● **TEXT SHOWN**:
9 June 2022
Managing cross-border payments and cash in Asia-Pacific presents its own specific challenges. How can CBDCs and AI help to remove frictions? flow summarises the four key learning points from a recent Economist Impact webinar supported by Deutsche Bank
As geopolitical risks increase and what were black swan events become more frequent, cash concentration is gaining importance for companies around the world. Access to liquidity has become essential, so treasurers are seeking solutions to avoid the problem of trapped cash. However, implementing fully automated cross border pooling structures is not easy in jurisdictions with cross-border lending requirements and restricting FX regulations – of which Asia-Pacific has many.

● **EXERCISE A**:
In the cash-management text, what problem are treasurers trying to avoid?
The text and the rows below it are unrelated material.

● **SUPPLIED MATERIAL**:
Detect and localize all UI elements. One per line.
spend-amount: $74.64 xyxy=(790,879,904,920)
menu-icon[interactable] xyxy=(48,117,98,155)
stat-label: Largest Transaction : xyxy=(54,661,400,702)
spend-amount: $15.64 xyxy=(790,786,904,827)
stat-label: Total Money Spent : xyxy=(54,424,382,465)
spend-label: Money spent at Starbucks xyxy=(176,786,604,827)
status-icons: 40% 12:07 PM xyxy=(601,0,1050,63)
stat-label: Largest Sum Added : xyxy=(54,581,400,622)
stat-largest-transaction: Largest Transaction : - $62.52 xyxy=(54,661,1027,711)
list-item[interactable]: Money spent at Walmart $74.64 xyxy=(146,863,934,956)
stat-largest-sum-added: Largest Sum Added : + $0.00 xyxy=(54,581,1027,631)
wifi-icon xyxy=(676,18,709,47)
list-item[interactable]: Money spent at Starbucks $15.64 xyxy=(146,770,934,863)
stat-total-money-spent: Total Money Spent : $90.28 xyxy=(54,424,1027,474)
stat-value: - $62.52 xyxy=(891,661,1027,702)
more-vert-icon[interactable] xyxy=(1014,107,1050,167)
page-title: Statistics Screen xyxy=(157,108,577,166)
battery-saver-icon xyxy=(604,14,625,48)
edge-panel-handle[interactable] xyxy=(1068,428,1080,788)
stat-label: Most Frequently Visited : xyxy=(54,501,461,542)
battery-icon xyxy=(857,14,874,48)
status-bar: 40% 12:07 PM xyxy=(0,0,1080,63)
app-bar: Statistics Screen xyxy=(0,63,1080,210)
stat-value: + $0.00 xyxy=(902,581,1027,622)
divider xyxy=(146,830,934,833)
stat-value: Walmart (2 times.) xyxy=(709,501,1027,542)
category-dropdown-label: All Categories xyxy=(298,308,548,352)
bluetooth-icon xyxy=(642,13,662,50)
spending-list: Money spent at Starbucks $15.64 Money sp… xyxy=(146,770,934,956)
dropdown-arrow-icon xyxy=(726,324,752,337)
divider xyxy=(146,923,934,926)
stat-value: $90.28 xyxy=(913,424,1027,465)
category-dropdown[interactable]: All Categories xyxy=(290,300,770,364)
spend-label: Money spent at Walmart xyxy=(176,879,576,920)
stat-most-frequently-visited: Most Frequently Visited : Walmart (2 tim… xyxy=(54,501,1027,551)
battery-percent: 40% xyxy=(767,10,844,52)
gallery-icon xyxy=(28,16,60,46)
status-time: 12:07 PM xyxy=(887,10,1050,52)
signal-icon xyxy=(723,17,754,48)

● **EXERCISE B**:
Update the rows from the first one down through the line containing "list-item[interactable]: Money spent at Starbucks": change "stat-label" to "stat-caption" wherever it appears and leave everything else the same. Give back only those lines.

● **WORKED ANSWER A**:
The problem of trapped cash.

● **WORKED ANSWER B**:
Detect and localize all UI elements. One per line.
spend-amount: $74.64 xyxy=(790,879,904,920)
menu-icon[interactable] xyxy=(48,117,98,155)
stat-caption: Largest Transaction : xyxy=(54,661,400,702)
spend-amount: $15.64 xyxy=(790,786,904,827)
stat-caption: Total Money Spent : xyxy=(54,424,382,465)
spend-label: Money spent at Starbucks xyxy=(176,786,604,827)
status-icons: 40% 12:07 PM xyxy=(601,0,1050,63)
stat-caption: Largest Sum Added : xyxy=(54,581,400,622)
stat-largest-transaction: Largest Transaction : - $62.52 xyxy=(54,661,1027,711)
list-item[interactable]: Money spent at Walmart $74.64 xyxy=(146,863,934,956)
stat-largest-sum-added: Largest Sum Added : + $0.00 xyxy=(54,581,1027,631)
wifi-icon xyxy=(676,18,709,47)
list-item[interactable]: Money spent at Starbucks $15.64 xyxy=(146,770,934,863)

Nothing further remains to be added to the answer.